* _Short exercise_: Filter the records for lines holding the string "color".
[START Data in this exercise]
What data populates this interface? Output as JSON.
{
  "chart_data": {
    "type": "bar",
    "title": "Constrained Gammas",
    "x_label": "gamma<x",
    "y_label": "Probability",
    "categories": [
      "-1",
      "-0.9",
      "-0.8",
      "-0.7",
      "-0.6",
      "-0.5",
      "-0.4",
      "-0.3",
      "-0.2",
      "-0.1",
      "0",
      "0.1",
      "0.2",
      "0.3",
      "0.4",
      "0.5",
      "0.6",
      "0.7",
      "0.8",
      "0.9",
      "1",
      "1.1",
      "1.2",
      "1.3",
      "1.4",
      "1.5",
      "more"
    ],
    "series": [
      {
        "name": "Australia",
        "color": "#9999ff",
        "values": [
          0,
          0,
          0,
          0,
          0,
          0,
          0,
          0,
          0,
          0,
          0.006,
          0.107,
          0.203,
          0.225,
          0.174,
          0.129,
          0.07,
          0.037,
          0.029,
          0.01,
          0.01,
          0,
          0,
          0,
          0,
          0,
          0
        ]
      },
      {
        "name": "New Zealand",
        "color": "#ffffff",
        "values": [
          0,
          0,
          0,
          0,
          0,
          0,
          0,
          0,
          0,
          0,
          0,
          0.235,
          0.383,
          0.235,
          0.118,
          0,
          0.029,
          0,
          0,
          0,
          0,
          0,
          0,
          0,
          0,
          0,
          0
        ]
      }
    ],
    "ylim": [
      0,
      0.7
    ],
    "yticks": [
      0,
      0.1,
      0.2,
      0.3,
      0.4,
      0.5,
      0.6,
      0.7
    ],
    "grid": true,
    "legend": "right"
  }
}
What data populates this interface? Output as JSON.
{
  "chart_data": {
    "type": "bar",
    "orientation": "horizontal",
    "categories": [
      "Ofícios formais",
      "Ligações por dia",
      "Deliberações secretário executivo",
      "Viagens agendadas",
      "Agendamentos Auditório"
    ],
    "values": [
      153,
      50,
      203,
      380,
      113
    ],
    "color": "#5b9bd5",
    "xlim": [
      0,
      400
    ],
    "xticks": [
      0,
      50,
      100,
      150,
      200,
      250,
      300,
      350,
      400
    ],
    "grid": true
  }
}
[END Data in this exercise]
* _Response below_:
        "color": "#9999ff",
        "color": "#ffffff",
    "color": "#5b9bd5",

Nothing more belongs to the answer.